**Dataset entries**
==*==
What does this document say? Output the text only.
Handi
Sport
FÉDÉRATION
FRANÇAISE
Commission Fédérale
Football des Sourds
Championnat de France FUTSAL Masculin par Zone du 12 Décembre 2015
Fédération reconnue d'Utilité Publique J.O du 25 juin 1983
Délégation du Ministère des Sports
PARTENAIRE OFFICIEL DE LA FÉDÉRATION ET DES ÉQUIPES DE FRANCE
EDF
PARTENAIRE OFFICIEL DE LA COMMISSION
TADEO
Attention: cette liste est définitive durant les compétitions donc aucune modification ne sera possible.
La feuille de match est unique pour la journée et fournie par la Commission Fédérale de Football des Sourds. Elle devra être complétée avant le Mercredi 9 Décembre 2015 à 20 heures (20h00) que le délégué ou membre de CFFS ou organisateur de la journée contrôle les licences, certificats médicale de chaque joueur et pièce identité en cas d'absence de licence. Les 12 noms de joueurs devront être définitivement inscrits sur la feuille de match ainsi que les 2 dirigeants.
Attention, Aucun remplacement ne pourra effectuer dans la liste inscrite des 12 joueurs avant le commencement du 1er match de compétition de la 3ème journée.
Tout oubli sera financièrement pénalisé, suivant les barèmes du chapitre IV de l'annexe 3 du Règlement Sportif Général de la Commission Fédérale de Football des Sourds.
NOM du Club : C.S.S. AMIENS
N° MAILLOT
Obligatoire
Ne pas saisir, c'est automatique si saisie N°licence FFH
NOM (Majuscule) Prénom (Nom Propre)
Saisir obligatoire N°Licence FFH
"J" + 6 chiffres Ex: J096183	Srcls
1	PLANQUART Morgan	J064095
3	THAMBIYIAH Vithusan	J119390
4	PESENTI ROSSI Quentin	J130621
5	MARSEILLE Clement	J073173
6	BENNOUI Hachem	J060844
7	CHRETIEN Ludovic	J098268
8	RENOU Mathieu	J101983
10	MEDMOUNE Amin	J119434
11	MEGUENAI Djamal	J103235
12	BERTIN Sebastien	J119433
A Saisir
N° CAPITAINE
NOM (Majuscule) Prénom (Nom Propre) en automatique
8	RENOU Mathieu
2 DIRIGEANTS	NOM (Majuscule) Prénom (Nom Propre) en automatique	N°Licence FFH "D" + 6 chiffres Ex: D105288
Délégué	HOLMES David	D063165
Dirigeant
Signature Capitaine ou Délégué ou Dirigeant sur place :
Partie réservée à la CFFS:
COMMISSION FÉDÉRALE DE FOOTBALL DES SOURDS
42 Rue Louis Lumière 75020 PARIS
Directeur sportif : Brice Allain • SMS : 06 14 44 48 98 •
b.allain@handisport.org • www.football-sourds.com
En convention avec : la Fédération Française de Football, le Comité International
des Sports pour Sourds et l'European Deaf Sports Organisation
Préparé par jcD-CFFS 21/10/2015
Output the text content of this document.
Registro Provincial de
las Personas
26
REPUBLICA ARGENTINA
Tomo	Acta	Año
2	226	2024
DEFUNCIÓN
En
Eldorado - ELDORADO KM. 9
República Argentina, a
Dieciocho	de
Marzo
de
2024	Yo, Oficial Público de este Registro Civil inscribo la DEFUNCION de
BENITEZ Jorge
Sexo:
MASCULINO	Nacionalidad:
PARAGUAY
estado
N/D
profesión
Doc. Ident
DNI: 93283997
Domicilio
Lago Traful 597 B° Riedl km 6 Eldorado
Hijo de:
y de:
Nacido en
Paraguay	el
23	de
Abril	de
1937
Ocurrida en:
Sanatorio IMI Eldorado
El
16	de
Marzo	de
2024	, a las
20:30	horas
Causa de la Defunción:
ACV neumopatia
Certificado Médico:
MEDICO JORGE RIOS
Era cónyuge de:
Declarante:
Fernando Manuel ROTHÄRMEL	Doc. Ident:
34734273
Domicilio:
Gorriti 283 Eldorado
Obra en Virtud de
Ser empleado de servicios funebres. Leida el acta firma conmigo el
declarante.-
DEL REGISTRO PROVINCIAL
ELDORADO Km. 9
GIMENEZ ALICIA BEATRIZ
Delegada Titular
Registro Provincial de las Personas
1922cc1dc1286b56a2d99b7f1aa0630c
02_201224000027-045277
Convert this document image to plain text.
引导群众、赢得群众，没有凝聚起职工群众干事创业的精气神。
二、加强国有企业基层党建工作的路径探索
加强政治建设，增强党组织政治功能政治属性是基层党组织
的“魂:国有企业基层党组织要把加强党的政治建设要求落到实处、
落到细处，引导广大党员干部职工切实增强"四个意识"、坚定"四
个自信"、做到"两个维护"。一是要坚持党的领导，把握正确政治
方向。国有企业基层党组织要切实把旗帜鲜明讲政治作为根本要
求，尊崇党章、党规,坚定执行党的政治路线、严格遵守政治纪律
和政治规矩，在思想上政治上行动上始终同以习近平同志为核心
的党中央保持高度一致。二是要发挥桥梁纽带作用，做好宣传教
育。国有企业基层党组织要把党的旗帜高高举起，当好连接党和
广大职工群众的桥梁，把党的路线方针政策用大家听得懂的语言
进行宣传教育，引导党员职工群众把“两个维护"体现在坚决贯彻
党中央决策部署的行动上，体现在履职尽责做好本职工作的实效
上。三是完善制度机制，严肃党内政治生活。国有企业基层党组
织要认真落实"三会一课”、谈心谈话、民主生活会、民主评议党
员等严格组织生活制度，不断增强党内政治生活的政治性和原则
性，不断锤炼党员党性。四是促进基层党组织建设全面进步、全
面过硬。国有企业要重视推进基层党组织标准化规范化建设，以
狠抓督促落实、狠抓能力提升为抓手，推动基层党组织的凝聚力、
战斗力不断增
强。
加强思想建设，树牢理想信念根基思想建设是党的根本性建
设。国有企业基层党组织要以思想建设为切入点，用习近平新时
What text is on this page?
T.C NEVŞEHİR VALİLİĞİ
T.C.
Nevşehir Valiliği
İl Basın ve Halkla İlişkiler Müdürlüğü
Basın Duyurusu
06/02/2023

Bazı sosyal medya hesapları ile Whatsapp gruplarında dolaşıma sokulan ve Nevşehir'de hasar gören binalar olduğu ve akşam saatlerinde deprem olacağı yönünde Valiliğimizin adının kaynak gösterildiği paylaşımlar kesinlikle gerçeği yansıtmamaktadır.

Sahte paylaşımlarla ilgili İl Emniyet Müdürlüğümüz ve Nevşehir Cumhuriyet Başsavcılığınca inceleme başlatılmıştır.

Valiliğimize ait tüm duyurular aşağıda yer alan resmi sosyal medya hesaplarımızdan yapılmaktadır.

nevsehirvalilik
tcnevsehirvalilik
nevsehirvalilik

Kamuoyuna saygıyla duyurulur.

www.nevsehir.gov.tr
==*==
**Instructions for the task**
Everything from the line that contains "Convert this document image to plain text." through the end of the records must be duplicated exactly, and nothing outside that range.

**Worked answer**
Convert this document image to plain text.
引导群众、赢得群众，没有凝聚起职工群众干事创业的精气神。
二、加强国有企业基层党建工作的路径探索
加强政治建设，增强党组织政治功能政治属性是基层党组织
的“魂:国有企业基层党组织要把加强党的政治建设要求落到实处、
落到细处，引导广大党员干部职工切实增强"四个意识"、坚定"四
个自信"、做到"两个维护"。一是要坚持党的领导，把握正确政治
方向。国有企业基层党组织要切实把旗帜鲜明讲政治作为根本要
求，尊崇党章、党规,坚定执行党的政治路线、严格遵守政治纪律
和政治规矩，在思想上政治上行动上始终同以习近平同志为核心
的党中央保持高度一致。二是要发挥桥梁纽带作用，做好宣传教
育。国有企业基层党组织要把党的旗帜高高举起，当好连接党和
广大职工群众的桥梁，把党的路线方针政策用大家听得懂的语言
进行宣传教育，引导党员职工群众把“两个维护"体现在坚决贯彻
党中央决策部署的行动上，体现在履职尽责做好本职工作的实效
上。三是完善制度机制，严肃党内政治生活。国有企业基层党组
织要认真落实"三会一课”、谈心谈话、民主生活会、民主评议党
员等严格组织生活制度，不断增强党内政治生活的政治性和原则
性，不断锤炼党员党性。四是促进基层党组织建设全面进步、全
面过硬。国有企业要重视推进基层党组织标准化规范化建设，以
狠抓督促落实、狠抓能力提升为抓手，推动基层党组织的凝聚力、
战斗力不断增
强。
加强思想建设，树牢理想信念根基思想建设是党的根本性建
设。国有企业基层党组织要以思想建设为切入点，用习近平新时
What text is on this page?
T.C NEVŞEHİR VALİLİĞİ
T.C.
Nevşehir Valiliği
İl Basın ve Halkla İlişkiler Müdürlüğü
Basın Duyurusu
06/02/2023

Bazı sosyal medya hesapları ile Whatsapp gruplarında dolaşıma sokulan ve Nevşehir'de hasar gören binalar olduğu ve akşam saatlerinde deprem olacağı yönünde Valiliğimizin adının kaynak gösterildiği paylaşımlar kesinlikle gerçeği yansıtmamaktadır.

Sahte paylaşımlarla ilgili İl Emniyet Müdürlüğümüz ve Nevşehir Cumhuriyet Başsavcılığınca inceleme başlatılmıştır.

Valiliğimize ait tüm duyurular aşağıda yer alan resmi sosyal medya hesaplarımızdan yapılmaktadır.

nevsehirvalilik
tcnevsehirvalilik
nevsehirvalilik

Kamuoyuna saygıyla duyurulur.

www.nevsehir.gov.tr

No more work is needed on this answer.